Problem statement:
Quote the records in full and leave their pictures out.

## Begin Supplied data

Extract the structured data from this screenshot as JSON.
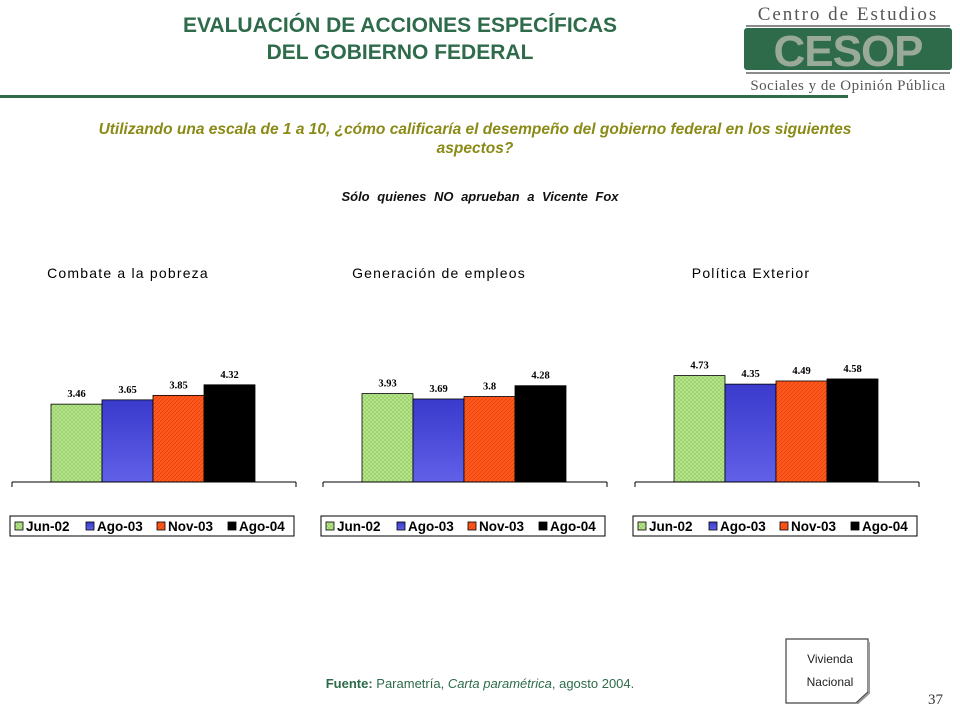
{
  "header": {
    "title_line1": "EVALUACIÓN DE ACCIONES ESPECÍFICAS",
    "title_line2": "DEL GOBIERNO FEDERAL"
  },
  "logo": {
    "top_text": "Centro de Estudios",
    "letters": "CESOP",
    "bottom_text": "Sociales y de Opinión Pública"
  },
  "question": "Utilizando una escala de 1 a 10, ¿cómo calificaría el desempeño del gobierno federal en los siguientes aspectos?",
  "subset_label": "Sólo  quienes   NO aprueban  a Vicente  Fox",
  "legend_colors": [
    "#b9e68f",
    "#4848d8",
    "#ff5a1e",
    "#000000"
  ],
  "chart_data": [
    {
      "type": "bar",
      "title": "Combate a la pobreza",
      "categories": [
        "Jun-02",
        "Ago-03",
        "Nov-03",
        "Ago-04"
      ],
      "values": [
        3.46,
        3.65,
        3.85,
        4.32
      ],
      "value_labels": [
        "3.46",
        "3.65",
        "3.85",
        "4.32"
      ],
      "legend": [
        "Jun-02",
        "Ago-03",
        "Nov-03",
        "Ago-04"
      ],
      "legend_placement": "bottom",
      "grid": false
    },
    {
      "type": "bar",
      "title": "Generación de empleos",
      "categories": [
        "Jun-02",
        "Ago-03",
        "Nov-03",
        "Ago-04"
      ],
      "values": [
        3.93,
        3.69,
        3.8,
        4.28
      ],
      "value_labels": [
        "3.93",
        "3.69",
        "3.8",
        "4.28"
      ],
      "legend": [
        "Jun-02",
        "Ago-03",
        "Nov-03",
        "Ago-04"
      ],
      "legend_placement": "bottom",
      "grid": false
    },
    {
      "type": "bar",
      "title": "Política Exterior",
      "categories": [
        "Jun-02",
        "Ago-03",
        "Nov-03",
        "Ago-04"
      ],
      "values": [
        4.73,
        4.35,
        4.49,
        4.58
      ],
      "value_labels": [
        "4.73",
        "4.35",
        "4.49",
        "4.58"
      ],
      "legend": [
        "Jun-02",
        "Ago-03",
        "Nov-03",
        "Ago-04"
      ],
      "legend_placement": "bottom",
      "grid": false
    }
  ],
  "source": {
    "label": "Fuente:",
    "publisher": " Parametría, ",
    "publication": "Carta paramétrica",
    "date": ", agosto 2004."
  },
  "note": {
    "line1": "Vivienda",
    "line2": "Nacional"
  },
  "page_number": "37"
}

## End Supplied data

Full answer:
Extract the structured data from this screenshot as JSON.
{
  "header": {
    "title_line1": "EVALUACIÓN DE ACCIONES ESPECÍFICAS",
    "title_line2": "DEL GOBIERNO FEDERAL"
  },
  "logo": {
    "top_text": "Centro de Estudios",
    "letters": "CESOP",
    "bottom_text": "Sociales y de Opinión Pública"
  },
  "question": "Utilizando una escala de 1 a 10, ¿cómo calificaría el desempeño del gobierno federal en los siguientes aspectos?",
  "subset_label": "Sólo  quienes   NO aprueban  a Vicente  Fox",
  "legend_colors": [
    "#b9e68f",
    "#4848d8",
    "#ff5a1e",
    "#000000"
  ],
  "chart_data": [
    {
      "type": "bar",
      "title": "Combate a la pobreza",
      "categories": [
        "Jun-02",
        "Ago-03",
        "Nov-03",
        "Ago-04"
      ],
      "values": [
        3.46,
        3.65,
        3.85,
        4.32
      ],
      "value_labels": [
        "3.46",
        "3.65",
        "3.85",
        "4.32"
      ],
      "legend": [
        "Jun-02",
        "Ago-03",
        "Nov-03",
        "Ago-04"
      ],
      "legend_placement": "bottom",
      "grid": false
    },
    {
      "type": "bar",
      "title": "Generación de empleos",
      "categories": [
        "Jun-02",
        "Ago-03",
        "Nov-03",
        "Ago-04"
      ],
      "values": [
        3.93,
        3.69,
        3.8,
        4.28
      ],
      "value_labels": [
        "3.93",
        "3.69",
        "3.8",
        "4.28"
      ],
      "legend": [
        "Jun-02",
        "Ago-03",
        "Nov-03",
        "Ago-04"
      ],
      "legend_placement": "bottom",
      "grid": false
    },
    {
      "type": "bar",
      "title": "Política Exterior",
      "categories": [
        "Jun-02",
        "Ago-03",
        "Nov-03",
        "Ago-04"
      ],
      "values": [
        4.73,
        4.35,
        4.49,
        4.58
      ],
      "value_labels": [
        "4.73",
        "4.35",
        "4.49",
        "4.58"
      ],
      "legend": [
        "Jun-02",
        "Ago-03",
        "Nov-03",
        "Ago-04"
      ],
      "legend_placement": "bottom",
      "grid": false
    }
  ],
  "source": {
    "label": "Fuente:",
    "publisher": " Parametría, ",
    "publication": "Carta paramétrica",
    "date": ", agosto 2004."
  },
  "note": {
    "line1": "Vivienda",
    "line2": "Nacional"
  },
  "page_number": "37"
}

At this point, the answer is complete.